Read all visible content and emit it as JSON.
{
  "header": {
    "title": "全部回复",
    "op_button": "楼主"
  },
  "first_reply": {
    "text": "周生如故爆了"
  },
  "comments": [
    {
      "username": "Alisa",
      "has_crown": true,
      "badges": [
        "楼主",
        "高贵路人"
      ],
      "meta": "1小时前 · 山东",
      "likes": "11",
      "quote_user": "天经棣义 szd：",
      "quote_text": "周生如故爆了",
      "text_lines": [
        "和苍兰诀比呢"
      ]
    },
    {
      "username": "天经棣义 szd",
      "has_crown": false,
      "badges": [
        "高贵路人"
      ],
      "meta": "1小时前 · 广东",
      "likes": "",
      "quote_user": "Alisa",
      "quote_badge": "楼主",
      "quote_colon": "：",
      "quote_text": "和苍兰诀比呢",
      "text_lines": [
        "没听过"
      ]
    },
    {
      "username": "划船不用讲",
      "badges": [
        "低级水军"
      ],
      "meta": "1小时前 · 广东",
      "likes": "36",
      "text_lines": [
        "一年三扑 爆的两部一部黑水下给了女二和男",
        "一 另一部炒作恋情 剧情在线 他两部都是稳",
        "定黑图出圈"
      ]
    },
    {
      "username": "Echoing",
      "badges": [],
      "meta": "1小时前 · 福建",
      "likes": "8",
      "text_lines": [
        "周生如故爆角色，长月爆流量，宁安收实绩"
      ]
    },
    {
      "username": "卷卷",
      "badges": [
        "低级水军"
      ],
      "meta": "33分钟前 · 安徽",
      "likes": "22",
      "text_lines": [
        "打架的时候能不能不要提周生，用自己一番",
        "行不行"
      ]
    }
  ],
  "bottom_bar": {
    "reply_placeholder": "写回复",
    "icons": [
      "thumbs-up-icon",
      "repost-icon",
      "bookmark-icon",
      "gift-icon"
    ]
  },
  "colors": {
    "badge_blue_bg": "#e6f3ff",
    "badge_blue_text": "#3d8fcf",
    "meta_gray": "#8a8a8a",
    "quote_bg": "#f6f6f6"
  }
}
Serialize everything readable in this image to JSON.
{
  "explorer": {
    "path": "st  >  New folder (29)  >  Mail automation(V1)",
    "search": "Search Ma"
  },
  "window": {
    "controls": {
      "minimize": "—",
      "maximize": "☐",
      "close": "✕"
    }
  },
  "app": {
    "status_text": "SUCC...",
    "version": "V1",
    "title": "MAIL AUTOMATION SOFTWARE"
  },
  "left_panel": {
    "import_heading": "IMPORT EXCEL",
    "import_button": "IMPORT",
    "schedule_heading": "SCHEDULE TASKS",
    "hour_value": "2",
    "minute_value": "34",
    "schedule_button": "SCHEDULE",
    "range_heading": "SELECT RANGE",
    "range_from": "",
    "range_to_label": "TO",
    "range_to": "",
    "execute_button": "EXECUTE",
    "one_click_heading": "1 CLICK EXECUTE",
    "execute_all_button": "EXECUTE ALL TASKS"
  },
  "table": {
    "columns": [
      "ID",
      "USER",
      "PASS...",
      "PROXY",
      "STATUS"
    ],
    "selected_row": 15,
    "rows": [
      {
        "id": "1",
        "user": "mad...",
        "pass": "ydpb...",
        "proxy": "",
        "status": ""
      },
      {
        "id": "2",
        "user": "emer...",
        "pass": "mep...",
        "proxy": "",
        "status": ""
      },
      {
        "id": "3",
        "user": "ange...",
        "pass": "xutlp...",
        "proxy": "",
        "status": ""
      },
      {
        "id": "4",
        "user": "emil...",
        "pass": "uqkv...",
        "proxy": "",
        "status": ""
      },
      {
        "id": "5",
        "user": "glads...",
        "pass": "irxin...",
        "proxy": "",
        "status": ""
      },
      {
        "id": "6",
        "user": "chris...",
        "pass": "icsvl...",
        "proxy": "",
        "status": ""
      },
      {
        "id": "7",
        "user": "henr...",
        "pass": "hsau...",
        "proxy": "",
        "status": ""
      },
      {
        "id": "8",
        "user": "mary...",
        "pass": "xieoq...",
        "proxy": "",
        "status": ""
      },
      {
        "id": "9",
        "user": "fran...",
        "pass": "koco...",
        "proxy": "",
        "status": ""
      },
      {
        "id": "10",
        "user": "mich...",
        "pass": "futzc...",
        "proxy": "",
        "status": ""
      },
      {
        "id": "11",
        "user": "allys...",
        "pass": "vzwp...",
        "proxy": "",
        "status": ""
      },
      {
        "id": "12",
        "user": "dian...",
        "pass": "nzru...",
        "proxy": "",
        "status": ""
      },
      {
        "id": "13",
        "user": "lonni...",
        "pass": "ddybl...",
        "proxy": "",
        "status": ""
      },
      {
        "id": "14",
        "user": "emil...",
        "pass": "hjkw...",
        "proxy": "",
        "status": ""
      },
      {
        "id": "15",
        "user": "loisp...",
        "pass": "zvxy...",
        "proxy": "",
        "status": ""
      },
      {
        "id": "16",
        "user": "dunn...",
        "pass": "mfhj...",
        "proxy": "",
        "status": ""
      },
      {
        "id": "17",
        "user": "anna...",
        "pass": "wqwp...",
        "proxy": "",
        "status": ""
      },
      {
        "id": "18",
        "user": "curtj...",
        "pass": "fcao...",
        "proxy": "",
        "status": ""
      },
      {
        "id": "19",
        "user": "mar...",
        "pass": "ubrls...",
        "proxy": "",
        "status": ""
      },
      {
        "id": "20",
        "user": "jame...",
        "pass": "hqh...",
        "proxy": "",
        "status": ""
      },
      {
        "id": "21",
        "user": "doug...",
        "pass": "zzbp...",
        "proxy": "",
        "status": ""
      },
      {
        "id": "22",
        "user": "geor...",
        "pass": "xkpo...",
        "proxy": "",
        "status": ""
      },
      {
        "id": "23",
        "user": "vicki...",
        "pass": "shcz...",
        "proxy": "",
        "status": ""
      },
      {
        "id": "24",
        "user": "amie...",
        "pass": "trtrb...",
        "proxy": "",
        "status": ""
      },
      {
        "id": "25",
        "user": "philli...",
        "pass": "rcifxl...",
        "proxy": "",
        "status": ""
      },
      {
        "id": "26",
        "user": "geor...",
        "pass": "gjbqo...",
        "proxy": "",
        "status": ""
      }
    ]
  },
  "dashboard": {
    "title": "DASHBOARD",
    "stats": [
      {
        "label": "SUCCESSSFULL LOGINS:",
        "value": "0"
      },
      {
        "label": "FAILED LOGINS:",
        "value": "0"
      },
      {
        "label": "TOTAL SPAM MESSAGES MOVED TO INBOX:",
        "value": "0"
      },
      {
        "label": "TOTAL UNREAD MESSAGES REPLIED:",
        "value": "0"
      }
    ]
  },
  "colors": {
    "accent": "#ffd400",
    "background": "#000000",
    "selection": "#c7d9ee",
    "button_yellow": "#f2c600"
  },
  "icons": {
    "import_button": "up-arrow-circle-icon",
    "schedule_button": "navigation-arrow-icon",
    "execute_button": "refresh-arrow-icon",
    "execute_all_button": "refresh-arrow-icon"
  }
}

■ ■ ■ ■ ■ ■ ■

= Set exercise =
Which lines above hold the word "JSON"? Copy each of them.

= Exercise output =
Read all visible content and emit it as JSON.
Serialize everything readable in this image to JSON.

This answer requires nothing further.